▶ **Work required**: Copy each line below in which the string "Garlic" occurs.

-=-=-

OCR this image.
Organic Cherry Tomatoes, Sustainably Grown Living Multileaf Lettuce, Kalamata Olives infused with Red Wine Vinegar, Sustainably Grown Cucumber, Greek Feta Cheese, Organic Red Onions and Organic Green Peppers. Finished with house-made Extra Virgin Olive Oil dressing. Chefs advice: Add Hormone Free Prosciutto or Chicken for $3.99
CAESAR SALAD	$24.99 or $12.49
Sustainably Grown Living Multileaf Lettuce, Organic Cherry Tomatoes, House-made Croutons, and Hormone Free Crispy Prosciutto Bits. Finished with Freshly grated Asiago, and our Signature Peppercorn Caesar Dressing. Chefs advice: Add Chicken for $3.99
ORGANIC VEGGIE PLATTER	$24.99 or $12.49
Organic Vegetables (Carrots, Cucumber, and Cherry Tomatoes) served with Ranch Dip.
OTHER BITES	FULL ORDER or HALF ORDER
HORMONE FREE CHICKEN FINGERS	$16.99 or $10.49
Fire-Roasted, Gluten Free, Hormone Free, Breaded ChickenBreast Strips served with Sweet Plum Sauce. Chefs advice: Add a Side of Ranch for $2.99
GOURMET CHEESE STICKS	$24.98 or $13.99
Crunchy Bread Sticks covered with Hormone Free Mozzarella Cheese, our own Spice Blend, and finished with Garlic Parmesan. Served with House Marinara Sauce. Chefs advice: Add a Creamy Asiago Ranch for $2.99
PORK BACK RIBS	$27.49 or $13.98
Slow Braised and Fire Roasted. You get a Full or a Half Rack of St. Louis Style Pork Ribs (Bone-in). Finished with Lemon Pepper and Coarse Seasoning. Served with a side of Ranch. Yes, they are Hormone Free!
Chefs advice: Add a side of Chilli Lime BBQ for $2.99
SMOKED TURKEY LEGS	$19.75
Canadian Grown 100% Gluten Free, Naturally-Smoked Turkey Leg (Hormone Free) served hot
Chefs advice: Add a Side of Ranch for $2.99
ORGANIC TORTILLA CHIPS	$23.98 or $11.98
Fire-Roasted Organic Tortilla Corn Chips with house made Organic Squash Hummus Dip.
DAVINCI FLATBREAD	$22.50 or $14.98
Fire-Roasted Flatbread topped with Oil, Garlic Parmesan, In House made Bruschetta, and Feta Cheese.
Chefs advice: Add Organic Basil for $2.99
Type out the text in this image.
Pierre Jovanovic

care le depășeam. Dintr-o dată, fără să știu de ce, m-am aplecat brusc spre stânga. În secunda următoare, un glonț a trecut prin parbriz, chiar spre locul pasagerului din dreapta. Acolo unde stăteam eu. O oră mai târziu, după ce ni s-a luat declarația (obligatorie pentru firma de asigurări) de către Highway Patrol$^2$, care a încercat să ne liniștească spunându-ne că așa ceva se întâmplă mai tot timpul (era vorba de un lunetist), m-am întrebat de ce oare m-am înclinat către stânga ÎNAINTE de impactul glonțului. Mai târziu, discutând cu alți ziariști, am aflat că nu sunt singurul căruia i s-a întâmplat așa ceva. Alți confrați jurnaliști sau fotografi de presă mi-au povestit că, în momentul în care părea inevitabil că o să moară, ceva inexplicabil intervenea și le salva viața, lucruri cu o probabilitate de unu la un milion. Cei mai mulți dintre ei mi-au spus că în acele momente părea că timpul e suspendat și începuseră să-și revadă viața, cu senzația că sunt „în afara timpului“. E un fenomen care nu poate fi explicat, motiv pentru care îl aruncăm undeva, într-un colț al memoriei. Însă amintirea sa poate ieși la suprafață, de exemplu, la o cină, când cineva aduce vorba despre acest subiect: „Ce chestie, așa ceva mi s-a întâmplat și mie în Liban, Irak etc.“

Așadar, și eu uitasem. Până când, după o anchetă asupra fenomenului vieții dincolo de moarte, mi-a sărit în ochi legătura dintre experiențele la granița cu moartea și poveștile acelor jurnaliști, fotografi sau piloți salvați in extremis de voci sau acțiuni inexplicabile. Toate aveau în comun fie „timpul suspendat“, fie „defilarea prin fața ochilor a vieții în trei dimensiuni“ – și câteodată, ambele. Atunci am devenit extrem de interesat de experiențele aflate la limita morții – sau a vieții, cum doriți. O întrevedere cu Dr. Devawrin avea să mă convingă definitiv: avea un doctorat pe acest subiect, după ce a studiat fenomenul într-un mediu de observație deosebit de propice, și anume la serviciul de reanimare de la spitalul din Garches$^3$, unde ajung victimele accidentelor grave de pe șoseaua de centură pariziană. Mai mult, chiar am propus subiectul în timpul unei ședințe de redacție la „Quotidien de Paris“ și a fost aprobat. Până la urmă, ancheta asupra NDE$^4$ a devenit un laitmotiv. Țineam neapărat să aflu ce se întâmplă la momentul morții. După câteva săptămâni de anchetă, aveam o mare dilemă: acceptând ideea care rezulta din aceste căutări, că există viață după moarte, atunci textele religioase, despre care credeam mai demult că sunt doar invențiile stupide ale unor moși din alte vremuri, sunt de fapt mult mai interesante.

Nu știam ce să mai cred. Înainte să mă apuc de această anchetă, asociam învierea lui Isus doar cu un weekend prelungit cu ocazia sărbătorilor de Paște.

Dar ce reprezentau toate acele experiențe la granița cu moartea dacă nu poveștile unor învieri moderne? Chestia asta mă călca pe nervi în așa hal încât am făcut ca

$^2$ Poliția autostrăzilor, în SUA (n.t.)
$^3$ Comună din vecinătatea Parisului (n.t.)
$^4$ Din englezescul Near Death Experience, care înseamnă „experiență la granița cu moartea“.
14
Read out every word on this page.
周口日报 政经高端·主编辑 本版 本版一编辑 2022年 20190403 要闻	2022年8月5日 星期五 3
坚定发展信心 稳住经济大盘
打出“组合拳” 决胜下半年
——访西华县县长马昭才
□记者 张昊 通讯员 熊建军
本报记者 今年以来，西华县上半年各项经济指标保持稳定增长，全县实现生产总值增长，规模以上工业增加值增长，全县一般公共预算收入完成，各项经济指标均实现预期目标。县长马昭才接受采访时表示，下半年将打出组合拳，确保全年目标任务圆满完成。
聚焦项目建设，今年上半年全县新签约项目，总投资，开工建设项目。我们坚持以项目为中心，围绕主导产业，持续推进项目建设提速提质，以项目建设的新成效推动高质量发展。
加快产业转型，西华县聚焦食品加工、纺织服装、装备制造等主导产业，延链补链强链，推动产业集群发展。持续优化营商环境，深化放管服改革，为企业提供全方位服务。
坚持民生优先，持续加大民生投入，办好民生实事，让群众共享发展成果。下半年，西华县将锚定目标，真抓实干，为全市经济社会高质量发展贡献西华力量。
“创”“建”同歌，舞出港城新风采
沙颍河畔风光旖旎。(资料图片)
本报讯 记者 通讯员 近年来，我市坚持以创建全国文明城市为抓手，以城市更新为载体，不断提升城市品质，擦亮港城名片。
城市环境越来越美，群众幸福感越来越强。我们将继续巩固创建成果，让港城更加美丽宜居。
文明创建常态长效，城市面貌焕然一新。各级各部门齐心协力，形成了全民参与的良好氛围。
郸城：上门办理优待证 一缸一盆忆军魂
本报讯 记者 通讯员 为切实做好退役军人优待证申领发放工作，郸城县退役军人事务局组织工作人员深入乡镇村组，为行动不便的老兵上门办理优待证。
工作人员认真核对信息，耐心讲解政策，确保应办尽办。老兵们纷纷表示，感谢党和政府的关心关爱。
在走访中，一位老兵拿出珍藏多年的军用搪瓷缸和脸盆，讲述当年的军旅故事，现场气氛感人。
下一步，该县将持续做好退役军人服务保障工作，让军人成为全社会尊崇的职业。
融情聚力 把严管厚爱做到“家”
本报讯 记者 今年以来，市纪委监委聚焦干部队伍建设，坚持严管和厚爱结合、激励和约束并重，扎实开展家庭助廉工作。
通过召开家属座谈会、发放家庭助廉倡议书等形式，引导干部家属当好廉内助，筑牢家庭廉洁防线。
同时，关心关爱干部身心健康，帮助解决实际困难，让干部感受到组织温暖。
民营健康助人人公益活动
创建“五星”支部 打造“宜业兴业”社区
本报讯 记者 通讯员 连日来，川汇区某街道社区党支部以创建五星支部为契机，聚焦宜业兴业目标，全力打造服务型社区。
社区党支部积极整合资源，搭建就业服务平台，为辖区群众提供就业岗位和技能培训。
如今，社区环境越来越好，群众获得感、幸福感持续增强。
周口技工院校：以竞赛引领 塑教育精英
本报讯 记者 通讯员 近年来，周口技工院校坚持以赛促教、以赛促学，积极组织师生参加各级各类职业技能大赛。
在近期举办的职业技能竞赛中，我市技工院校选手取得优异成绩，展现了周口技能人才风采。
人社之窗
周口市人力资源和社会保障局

-=-=-

▶ **Reply**:
Crunchy Bread Sticks covered with Hormone Free Mozzarella Cheese, our own Spice Blend, and finished with Garlic Parmesan. Served with House Marinara Sauce. Chefs advice: Add a Creamy Asiago Ranch for $2.99
Fire-Roasted Flatbread topped with Oil, Garlic Parmesan, In House made Bruschetta, and Feta Cheese.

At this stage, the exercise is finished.